In Good Conscience

Dead-right that clubs, not players, get to call the shots

They were the front- and back-page images of the week - in many countries, indeed, they were published on the same day.

On Page 1, the haunting picture of a Turkish policeman carrying the lifeless body of a Syrian child washed up from the sea of desperate migrants trying to flee to a presumed better life in Europe.

On the sports pages, photos of poor, forlorn David de Gea, his career in limbo after his proposed transfer from Manchester United to Real Madrid failed to make the midnight transfer deadline on Monday.

The rising tide of the refugee situation overwhelming Europe is graphically captured in that picture of Aylan Kurdi, the three-year-old boy drowned off Turkey.

And the sometimes obscene trading of football players was perhaps reflected in a single word used by two leading Spanish newspapers to describe de Gea's non-transfer: "Ridiculo!"

The haggling does put men's lives into limbo.

The goalkeepers in Madrid were, either willing or coerced, about to get their life's desire until it fell through in the dead of night.

Yes, the whole mess of transfer policy by which Fifa arbitrarily defines world movements of adult players from a buying to a selling club can happen only in two periods - the July-September "summer window" and a shorter January window which falls in mid-season for the big European leagues.

Whoever we believe between Real and United, these are two of the biggest, wealthiest, most global clubs who, between them, messed up the transfer that we have known since the start of this year was likely to happen.

The clubs, which call themselves the most important in the world, played brinkmanship over not just de Gea, but also Real's Costa Rican goalkeeper Keylor Navas, who was supposed to transfer to United as part of the deal.

This was Real and United trying to squeeze the other over a human trade billed as the homecoming for Madrid-born de Gea.

Having read the tit-for-tat statements put out by the PR machines of both clubs, I doubt we are getting the whole truth from either camp.
● ● ● ●
▶ **What to do**:
1 – Answer these questions from the de Gea transfer column, one answer per line, marked (a), (b) and (c):
(a) Which club was de Gea's proposed transfer meant to take him to?
(b) Which goalkeeper was supposed to move to United as part of the deal?
(c) What single word did two leading Spanish newspapers use for de Gea's non-transfer?
2 – Restate the paragraph of the de Gea transfer column that begins "Yes, the whole mess of transfer policy" as a short bulleted list that keeps its main facts.
3 – Resume the de Gea transfer column after its final sentence, keeping its tone and subject.
The rows that come next have no connection to the de Gea transfer column.

[Element boundary rows]
● ● ● ●
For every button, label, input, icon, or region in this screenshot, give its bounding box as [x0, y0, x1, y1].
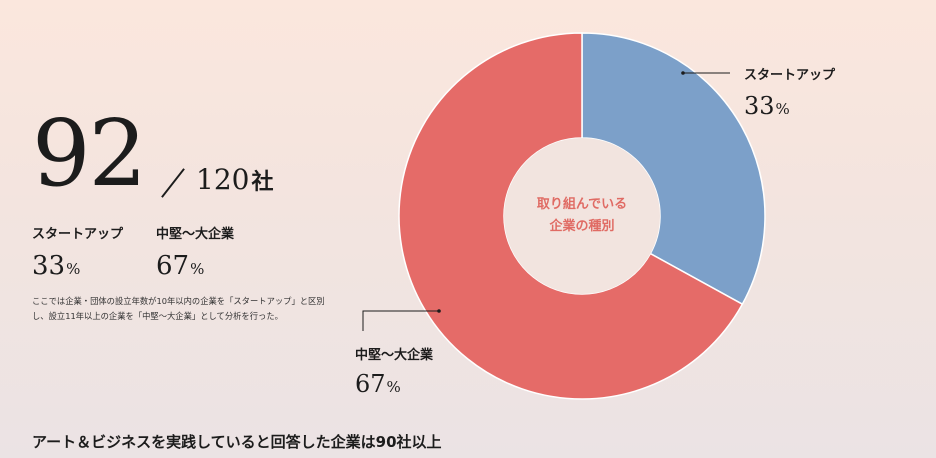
definition-note: ここでは企業・団体の設立年数が10年以内の企業を「スタートアップ」と区別し、設立… — [32, 296, 325, 321]
stat-label-startup: スタートアップ — [32, 227, 124, 242]
total-number: 120 — [196, 163, 250, 196]
slice-value-startup: 33% — [744, 94, 790, 118]
stat-number-startup: 33 — [32, 251, 66, 281]
stat-unit-enterprise: % — [190, 260, 205, 278]
footer-caption: アート＆ビジネスを実践していると回答した企業は90社以上 — [32, 433, 442, 451]
stat-value-startup: 33% — [32, 253, 80, 279]
center-anchor — [504, 138, 660, 294]
slice-unit-enterprise: % — [386, 378, 401, 396]
stat-unit-startup: % — [66, 260, 81, 278]
stat-number-enterprise: 67 — [156, 251, 190, 281]
stat-value-enterprise: 67% — [156, 253, 204, 279]
donut-center-label: 取り組んでいる 企業の種別 — [512, 194, 652, 238]
slice-label-startup: スタートアップ — [744, 68, 836, 83]
center-label-line-1: 取り組んでいる — [536, 197, 628, 212]
respondent-count: 92 — [32, 100, 147, 207]
callout-dot-enterprise — [437, 309, 441, 313]
slice-unit-startup: % — [775, 100, 790, 118]
stat-label-enterprise: 中堅〜大企業 — [156, 227, 235, 242]
slice-number-startup: 33 — [744, 92, 775, 120]
slice-number-enterprise: 67 — [355, 370, 386, 398]
total-count: 120社 — [196, 166, 273, 194]
callout-line-enterprise — [362, 310, 439, 331]
center-label-line-2: 企業の種別 — [549, 219, 615, 234]
slice-value-enterprise: 67% — [355, 372, 401, 396]
slice-label-enterprise: 中堅〜大企業 — [355, 348, 434, 363]
callout-dot-startup — [681, 71, 685, 75]
total-unit: 社 — [251, 170, 274, 195]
● ● ● ●
▶ **Answers**:
1 –
(a) Real Madrid
(b) Keylor Navas, Real's Costa Rican goalkeeper
(c) "Ridiculo!"

2 –
- Fifa arbitrarily sets when adult players may move from a buying club to a selling club worldwide.
- These transfers can happen only in two periods.
- The first is the July–September "summer window."
- The second is a shorter January window, which falls in mid-season for the big European leagues.

3 –
The bottom line is that de Gea, one of the three best goalkeepers on earth, was grounded throughout the trading window while these clubs haggled. And his agent, the Portuguese Jorge Mendes who bills himself as the super agent, was either too busy pulling other deals or too cocksure that all the ends were tied up.

In the midnight hour, de Gea and Navas expected to be transferred, and were waiting to hear confirmation.

De Gea wanted this move for his own sake, his family and his Spanish pop-star girlfriend who lives in Madrid.

Navas wanted no part of it and, after a year understudying Iker Casillas at the Bernabeu, thought that his chance had come.

The Costa Rican, who shone at the 2014 World Cup Finals, started the season and the pre-season in superb form. He stopped almost everything, including a penalty.

But on the final day of the window, United made him a part of the transfer deadline deal. Two things persuaded him: The fact that he clearly was no longer wanted at Madrid, and the offer to double his salary by moving on like a good boy to United.

These are grown adults we are discussing. Their trades on the whims of club owners would have added to 6,848 summer transfers logged by the German website whose computer data ran to 274 pages of player movements in this window.

The sum total, dominated by the English Premier League (EPL), amounts to billions in any currency you care to use. The EPL statistic, a measure of guesswork and computed figures supplied by the leagues, come to £824.43 million - well over €1 billion, US$1 billion, and S$1.78 billion.

Two thirds of that turnover is a loss to the English clubs, cash speculated in anticipation of a new television deal which, from next July, shares the bulk of a new three-year domestic broadcasting rights (the overseas' rights still being negotiated across 180 territories are expected to add a minimum of £2.2 billion).

All of these can dehumanise the players, and in the case of United and Real, make idiots of the officials.

The haggling does put men's lives into limbo. The goalkeepers in Madrid were, either willing or coerced, about to get their life's desire until it fell through in the dead of night.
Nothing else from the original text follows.